§ **Prompt**:
How many lines of the entries below include the word "которая"? Answer with the number alone.

==*==

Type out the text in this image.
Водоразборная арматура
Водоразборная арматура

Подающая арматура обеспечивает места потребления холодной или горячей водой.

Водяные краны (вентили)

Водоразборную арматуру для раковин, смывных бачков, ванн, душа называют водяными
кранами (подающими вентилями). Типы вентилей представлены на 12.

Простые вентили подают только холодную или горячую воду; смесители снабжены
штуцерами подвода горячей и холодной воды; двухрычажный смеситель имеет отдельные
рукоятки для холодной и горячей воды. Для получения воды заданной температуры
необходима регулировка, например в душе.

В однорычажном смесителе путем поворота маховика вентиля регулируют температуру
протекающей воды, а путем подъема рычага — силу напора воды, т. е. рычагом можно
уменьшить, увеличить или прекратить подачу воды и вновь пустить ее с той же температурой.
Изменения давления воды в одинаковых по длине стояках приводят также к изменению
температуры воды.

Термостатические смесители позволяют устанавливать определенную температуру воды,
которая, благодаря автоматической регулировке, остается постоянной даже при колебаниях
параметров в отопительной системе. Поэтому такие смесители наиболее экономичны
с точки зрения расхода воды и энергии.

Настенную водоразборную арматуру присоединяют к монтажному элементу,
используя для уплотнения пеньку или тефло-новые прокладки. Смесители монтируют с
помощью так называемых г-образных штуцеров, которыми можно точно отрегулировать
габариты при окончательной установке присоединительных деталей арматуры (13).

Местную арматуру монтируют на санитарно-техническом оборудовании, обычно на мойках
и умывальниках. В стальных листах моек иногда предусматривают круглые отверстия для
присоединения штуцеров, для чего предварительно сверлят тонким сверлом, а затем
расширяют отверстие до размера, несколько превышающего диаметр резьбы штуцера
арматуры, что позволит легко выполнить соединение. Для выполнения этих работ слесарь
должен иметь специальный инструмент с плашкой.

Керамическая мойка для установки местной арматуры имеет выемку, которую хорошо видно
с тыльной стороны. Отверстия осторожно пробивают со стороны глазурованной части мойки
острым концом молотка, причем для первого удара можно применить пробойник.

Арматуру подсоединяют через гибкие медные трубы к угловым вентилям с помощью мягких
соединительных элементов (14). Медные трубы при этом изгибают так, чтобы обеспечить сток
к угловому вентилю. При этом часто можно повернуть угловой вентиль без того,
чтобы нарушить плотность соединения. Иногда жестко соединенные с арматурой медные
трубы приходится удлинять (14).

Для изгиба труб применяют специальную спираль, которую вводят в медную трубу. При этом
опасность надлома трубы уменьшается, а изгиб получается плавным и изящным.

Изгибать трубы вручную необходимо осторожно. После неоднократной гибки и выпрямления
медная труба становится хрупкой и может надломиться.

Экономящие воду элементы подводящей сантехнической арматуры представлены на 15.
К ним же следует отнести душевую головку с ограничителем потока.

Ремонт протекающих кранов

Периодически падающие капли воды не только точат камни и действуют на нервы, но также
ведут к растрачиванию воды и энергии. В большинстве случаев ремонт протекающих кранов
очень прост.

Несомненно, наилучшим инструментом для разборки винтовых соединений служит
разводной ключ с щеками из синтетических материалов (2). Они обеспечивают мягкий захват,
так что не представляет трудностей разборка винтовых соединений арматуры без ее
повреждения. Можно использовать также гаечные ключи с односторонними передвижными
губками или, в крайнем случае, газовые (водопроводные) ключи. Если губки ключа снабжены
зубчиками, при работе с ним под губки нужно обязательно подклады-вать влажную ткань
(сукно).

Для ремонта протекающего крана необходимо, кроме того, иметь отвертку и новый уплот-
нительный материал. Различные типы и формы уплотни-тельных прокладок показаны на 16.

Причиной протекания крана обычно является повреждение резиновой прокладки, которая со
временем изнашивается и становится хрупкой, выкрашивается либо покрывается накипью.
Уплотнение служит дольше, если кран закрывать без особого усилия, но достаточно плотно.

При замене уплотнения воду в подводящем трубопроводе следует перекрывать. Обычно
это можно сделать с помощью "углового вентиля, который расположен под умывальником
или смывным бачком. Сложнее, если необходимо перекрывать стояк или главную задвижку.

==*==

§ **Exercise output**:
2